WHAT YOU NEED TO DO:
Quote each record exactly, please, leaving none out.

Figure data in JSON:
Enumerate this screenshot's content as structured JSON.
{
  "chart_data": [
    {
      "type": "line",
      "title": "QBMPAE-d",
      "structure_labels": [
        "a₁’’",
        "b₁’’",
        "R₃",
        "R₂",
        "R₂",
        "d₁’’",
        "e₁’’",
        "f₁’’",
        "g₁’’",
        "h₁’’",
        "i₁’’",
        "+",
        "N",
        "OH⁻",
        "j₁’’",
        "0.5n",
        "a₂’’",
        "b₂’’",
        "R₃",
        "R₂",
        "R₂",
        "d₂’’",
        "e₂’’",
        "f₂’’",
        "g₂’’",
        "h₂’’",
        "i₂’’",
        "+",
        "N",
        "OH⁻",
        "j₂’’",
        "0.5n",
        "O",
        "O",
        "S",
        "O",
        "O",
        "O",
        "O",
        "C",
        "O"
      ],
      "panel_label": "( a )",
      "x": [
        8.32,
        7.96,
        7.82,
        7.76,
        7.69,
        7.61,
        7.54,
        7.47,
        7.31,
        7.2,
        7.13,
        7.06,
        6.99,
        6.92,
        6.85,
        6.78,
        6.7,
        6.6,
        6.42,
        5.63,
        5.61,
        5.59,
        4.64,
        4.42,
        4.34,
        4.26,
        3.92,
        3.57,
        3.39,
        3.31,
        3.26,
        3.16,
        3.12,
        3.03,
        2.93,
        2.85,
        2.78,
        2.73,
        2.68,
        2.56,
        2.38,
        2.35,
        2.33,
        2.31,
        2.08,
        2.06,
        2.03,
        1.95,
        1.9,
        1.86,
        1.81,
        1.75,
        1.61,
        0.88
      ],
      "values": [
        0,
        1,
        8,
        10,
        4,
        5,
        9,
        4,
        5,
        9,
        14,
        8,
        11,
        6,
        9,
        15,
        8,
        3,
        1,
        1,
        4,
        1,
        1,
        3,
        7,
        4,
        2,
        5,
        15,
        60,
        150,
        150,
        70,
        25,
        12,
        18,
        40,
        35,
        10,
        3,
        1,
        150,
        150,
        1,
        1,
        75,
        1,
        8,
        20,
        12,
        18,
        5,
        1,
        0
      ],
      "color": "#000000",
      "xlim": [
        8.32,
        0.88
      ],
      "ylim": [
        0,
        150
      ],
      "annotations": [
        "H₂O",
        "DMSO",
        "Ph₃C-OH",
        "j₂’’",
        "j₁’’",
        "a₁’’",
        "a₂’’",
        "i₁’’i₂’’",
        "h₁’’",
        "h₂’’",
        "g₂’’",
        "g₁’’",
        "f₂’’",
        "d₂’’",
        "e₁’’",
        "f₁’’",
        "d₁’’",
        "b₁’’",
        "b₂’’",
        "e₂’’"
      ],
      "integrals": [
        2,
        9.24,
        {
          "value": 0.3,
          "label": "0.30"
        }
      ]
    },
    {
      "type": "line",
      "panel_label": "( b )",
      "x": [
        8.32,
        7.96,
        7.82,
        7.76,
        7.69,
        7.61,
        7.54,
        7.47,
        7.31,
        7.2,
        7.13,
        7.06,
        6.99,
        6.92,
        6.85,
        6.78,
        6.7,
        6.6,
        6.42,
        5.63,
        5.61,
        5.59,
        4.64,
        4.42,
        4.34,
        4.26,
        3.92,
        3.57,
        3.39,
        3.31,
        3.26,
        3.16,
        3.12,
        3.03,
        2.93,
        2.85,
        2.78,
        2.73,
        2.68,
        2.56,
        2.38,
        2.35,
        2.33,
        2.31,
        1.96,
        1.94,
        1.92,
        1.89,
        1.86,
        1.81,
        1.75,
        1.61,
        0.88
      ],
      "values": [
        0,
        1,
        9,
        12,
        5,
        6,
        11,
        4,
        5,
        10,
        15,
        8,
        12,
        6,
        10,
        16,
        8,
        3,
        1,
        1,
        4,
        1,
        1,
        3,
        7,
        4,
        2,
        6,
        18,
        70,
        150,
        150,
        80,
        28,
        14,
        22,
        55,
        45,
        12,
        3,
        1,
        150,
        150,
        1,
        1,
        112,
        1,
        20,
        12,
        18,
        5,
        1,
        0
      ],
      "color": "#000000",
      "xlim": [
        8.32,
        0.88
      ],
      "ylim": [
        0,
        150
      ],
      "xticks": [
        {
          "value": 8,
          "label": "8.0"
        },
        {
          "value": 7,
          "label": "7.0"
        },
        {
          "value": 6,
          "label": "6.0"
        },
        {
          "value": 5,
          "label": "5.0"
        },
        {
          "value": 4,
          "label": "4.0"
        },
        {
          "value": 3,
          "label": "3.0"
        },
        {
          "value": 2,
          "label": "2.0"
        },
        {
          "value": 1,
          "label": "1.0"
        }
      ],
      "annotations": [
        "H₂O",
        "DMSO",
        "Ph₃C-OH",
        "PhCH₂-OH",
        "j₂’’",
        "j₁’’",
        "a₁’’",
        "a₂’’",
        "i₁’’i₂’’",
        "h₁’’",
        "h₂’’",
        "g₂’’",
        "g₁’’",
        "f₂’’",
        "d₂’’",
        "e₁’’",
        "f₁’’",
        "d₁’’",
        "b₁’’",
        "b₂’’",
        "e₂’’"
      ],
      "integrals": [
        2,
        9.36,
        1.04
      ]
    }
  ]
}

THE OUTPUT:
Enumerate this screenshot's content as structured JSON.
{
  "chart_data": [
    {
      "type": "line",
      "title": "QBMPAE-d",
      "structure_labels": [
        "a₁’’",
        "b₁’’",
        "R₃",
        "R₂",
        "R₂",
        "d₁’’",
        "e₁’’",
        "f₁’’",
        "g₁’’",
        "h₁’’",
        "i₁’’",
        "+",
        "N",
        "OH⁻",
        "j₁’’",
        "0.5n",
        "a₂’’",
        "b₂’’",
        "R₃",
        "R₂",
        "R₂",
        "d₂’’",
        "e₂’’",
        "f₂’’",
        "g₂’’",
        "h₂’’",
        "i₂’’",
        "+",
        "N",
        "OH⁻",
        "j₂’’",
        "0.5n",
        "O",
        "O",
        "S",
        "O",
        "O",
        "O",
        "O",
        "C",
        "O"
      ],
      "panel_label": "( a )",
      "x": [
        8.32,
        7.96,
        7.82,
        7.76,
        7.69,
        7.61,
        7.54,
        7.47,
        7.31,
        7.2,
        7.13,
        7.06,
        6.99,
        6.92,
        6.85,
        6.78,
        6.7,
        6.6,
        6.42,
        5.63,
        5.61,
        5.59,
        4.64,
        4.42,
        4.34,
        4.26,
        3.92,
        3.57,
        3.39,
        3.31,
        3.26,
        3.16,
        3.12,
        3.03,
        2.93,
        2.85,
        2.78,
        2.73,
        2.68,
        2.56,
        2.38,
        2.35,
        2.33,
        2.31,
        2.08,
        2.06,
        2.03,
        1.95,
        1.9,
        1.86,
        1.81,
        1.75,
        1.61,
        0.88
      ],
      "values": [
        0,
        1,
        8,
        10,
        4,
        5,
        9,
        4,
        5,
        9,
        14,
        8,
        11,
        6,
        9,
        15,
        8,
        3,
        1,
        1,
        4,
        1,
        1,
        3,
        7,
        4,
        2,
        5,
        15,
        60,
        150,
        150,
        70,
        25,
        12,
        18,
        40,
        35,
        10,
        3,
        1,
        150,
        150,
        1,
        1,
        75,
        1,
        8,
        20,
        12,
        18,
        5,
        1,
        0
      ],
      "color": "#000000",
      "xlim": [
        8.32,
        0.88
      ],
      "ylim": [
        0,
        150
      ],
      "annotations": [
        "H₂O",
        "DMSO",
        "Ph₃C-OH",
        "j₂’’",
        "j₁’’",
        "a₁’’",
        "a₂’’",
        "i₁’’i₂’’",
        "h₁’’",
        "h₂’’",
        "g₂’’",
        "g₁’’",
        "f₂’’",
        "d₂’’",
        "e₁’’",
        "f₁’’",
        "d₁’’",
        "b₁’’",
        "b₂’’",
        "e₂’’"
      ],
      "integrals": [
        2,
        9.24,
        {
          "value": 0.3,
          "label": "0.30"
        }
      ]
    },
    {
      "type": "line",
      "panel_label": "( b )",
      "x": [
        8.32,
        7.96,
        7.82,
        7.76,
        7.69,
        7.61,
        7.54,
        7.47,
        7.31,
        7.2,
        7.13,
        7.06,
        6.99,
        6.92,
        6.85,
        6.78,
        6.7,
        6.6,
        6.42,
        5.63,
        5.61,
        5.59,
        4.64,
        4.42,
        4.34,
        4.26,
        3.92,
        3.57,
        3.39,
        3.31,
        3.26,
        3.16,
        3.12,
        3.03,
        2.93,
        2.85,
        2.78,
        2.73,
        2.68,
        2.56,
        2.38,
        2.35,
        2.33,
        2.31,
        1.96,
        1.94,
        1.92,
        1.89,
        1.86,
        1.81,
        1.75,
        1.61,
        0.88
      ],
      "values": [
        0,
        1,
        9,
        12,
        5,
        6,
        11,
        4,
        5,
        10,
        15,
        8,
        12,
        6,
        10,
        16,
        8,
        3,
        1,
        1,
        4,
        1,
        1,
        3,
        7,
        4,
        2,
        6,
        18,
        70,
        150,
        150,
        80,
        28,
        14,
        22,
        55,
        45,
        12,
        3,
        1,
        150,
        150,
        1,
        1,
        112,
        1,
        20,
        12,
        18,
        5,
        1,
        0
      ],
      "color": "#000000",
      "xlim": [
        8.32,
        0.88
      ],
      "ylim": [
        0,
        150
      ],
      "xticks": [
        {
          "value": 8,
          "label": "8.0"
        },
        {
          "value": 7,
          "label": "7.0"
        },
        {
          "value": 6,
          "label": "6.0"
        },
        {
          "value": 5,
          "label": "5.0"
        },
        {
          "value": 4,
          "label": "4.0"
        },
        {
          "value": 3,
          "label": "3.0"
        },
        {
          "value": 2,
          "label": "2.0"
        },
        {
          "value": 1,
          "label": "1.0"
        }
      ],
      "annotations": [
        "H₂O",
        "DMSO",
        "Ph₃C-OH",
        "PhCH₂-OH",
        "j₂’’",
        "j₁’’",
        "a₁’’",
        "a₂’’",
        "i₁’’i₂’’",
        "h₁’’",
        "h₂’’",
        "g₂’’",
        "g₁’’",
        "f₂’’",
        "d₂’’",
        "e₁’’",
        "f₁’’",
        "d₁’’",
        "b₁’’",
        "b₂’’",
        "e₂’’"
      ],
      "integrals": [
        2,
        9.36,
        1.04
      ]
    }
  ]
}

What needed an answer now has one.